(Collected data)

★ ★ ★ ★ ★

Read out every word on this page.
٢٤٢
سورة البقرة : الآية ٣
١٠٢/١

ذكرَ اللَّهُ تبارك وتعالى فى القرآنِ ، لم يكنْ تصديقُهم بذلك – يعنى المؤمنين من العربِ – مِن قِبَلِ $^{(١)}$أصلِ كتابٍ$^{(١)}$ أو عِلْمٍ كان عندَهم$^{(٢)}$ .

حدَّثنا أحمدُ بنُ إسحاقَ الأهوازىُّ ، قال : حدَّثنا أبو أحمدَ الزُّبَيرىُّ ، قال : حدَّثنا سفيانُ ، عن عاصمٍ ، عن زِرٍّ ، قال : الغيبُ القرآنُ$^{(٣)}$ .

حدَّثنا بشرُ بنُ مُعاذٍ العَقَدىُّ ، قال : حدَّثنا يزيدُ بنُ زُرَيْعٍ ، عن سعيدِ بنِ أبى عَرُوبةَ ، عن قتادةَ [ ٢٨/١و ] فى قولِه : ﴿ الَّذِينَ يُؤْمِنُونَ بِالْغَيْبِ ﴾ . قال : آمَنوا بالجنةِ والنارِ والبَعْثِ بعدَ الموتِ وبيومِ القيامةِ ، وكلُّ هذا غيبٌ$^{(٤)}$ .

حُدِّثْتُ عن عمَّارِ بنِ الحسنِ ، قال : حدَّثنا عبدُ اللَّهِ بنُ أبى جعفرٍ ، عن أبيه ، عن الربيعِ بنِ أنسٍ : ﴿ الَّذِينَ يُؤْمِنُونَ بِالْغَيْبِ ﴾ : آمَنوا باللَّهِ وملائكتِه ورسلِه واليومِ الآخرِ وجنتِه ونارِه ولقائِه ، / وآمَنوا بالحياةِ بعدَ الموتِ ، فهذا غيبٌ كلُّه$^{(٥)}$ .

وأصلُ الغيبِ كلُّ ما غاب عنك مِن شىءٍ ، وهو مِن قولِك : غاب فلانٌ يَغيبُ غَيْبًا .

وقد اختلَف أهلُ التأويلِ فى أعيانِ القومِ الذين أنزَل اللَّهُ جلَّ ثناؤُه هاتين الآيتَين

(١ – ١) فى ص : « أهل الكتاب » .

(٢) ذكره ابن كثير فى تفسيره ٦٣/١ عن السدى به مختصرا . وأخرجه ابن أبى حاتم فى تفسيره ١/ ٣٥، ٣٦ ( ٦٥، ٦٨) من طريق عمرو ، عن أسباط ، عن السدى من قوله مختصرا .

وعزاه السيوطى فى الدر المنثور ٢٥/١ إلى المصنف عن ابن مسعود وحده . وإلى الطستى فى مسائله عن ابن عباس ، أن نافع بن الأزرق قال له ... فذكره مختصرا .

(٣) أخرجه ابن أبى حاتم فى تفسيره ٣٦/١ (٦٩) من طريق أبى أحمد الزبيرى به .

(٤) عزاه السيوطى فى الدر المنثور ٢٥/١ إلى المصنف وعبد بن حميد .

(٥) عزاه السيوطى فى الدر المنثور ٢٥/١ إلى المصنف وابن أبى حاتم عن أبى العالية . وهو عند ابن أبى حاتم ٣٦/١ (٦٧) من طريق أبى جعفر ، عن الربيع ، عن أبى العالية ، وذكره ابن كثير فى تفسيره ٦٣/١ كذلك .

★ ★ ★ ★ ★

What this task involves
The listing above must be transcribed exactly, line by line.

Written reply
Read out every word on this page.
٢٤٢
سورة البقرة : الآية ٣
١٠٢/١

ذكرَ اللَّهُ تبارك وتعالى فى القرآنِ ، لم يكنْ تصديقُهم بذلك – يعنى المؤمنين من العربِ – مِن قِبَلِ $^{(١)}$أصلِ كتابٍ$^{(١)}$ أو عِلْمٍ كان عندَهم$^{(٢)}$ .

حدَّثنا أحمدُ بنُ إسحاقَ الأهوازىُّ ، قال : حدَّثنا أبو أحمدَ الزُّبَيرىُّ ، قال : حدَّثنا سفيانُ ، عن عاصمٍ ، عن زِرٍّ ، قال : الغيبُ القرآنُ$^{(٣)}$ .

حدَّثنا بشرُ بنُ مُعاذٍ العَقَدىُّ ، قال : حدَّثنا يزيدُ بنُ زُرَيْعٍ ، عن سعيدِ بنِ أبى عَرُوبةَ ، عن قتادةَ [ ٢٨/١و ] فى قولِه : ﴿ الَّذِينَ يُؤْمِنُونَ بِالْغَيْبِ ﴾ . قال : آمَنوا بالجنةِ والنارِ والبَعْثِ بعدَ الموتِ وبيومِ القيامةِ ، وكلُّ هذا غيبٌ$^{(٤)}$ .

حُدِّثْتُ عن عمَّارِ بنِ الحسنِ ، قال : حدَّثنا عبدُ اللَّهِ بنُ أبى جعفرٍ ، عن أبيه ، عن الربيعِ بنِ أنسٍ : ﴿ الَّذِينَ يُؤْمِنُونَ بِالْغَيْبِ ﴾ : آمَنوا باللَّهِ وملائكتِه ورسلِه واليومِ الآخرِ وجنتِه ونارِه ولقائِه ، / وآمَنوا بالحياةِ بعدَ الموتِ ، فهذا غيبٌ كلُّه$^{(٥)}$ .

وأصلُ الغيبِ كلُّ ما غاب عنك مِن شىءٍ ، وهو مِن قولِك : غاب فلانٌ يَغيبُ غَيْبًا .

وقد اختلَف أهلُ التأويلِ فى أعيانِ القومِ الذين أنزَل اللَّهُ جلَّ ثناؤُه هاتين الآيتَين

(١ – ١) فى ص : « أهل الكتاب » .

(٢) ذكره ابن كثير فى تفسيره ٦٣/١ عن السدى به مختصرا . وأخرجه ابن أبى حاتم فى تفسيره ١/ ٣٥، ٣٦ ( ٦٥، ٦٨) من طريق عمرو ، عن أسباط ، عن السدى من قوله مختصرا .

وعزاه السيوطى فى الدر المنثور ٢٥/١ إلى المصنف عن ابن مسعود وحده . وإلى الطستى فى مسائله عن ابن عباس ، أن نافع بن الأزرق قال له ... فذكره مختصرا .

(٣) أخرجه ابن أبى حاتم فى تفسيره ٣٦/١ (٦٩) من طريق أبى أحمد الزبيرى به .

(٤) عزاه السيوطى فى الدر المنثور ٢٥/١ إلى المصنف وعبد بن حميد .

(٥) عزاه السيوطى فى الدر المنثور ٢٥/١ إلى المصنف وابن أبى حاتم عن أبى العالية . وهو عند ابن أبى حاتم ٣٦/١ (٦٧) من طريق أبى جعفر ، عن الربيع ، عن أبى العالية ، وذكره ابن كثير فى تفسيره ٦٣/١ كذلك .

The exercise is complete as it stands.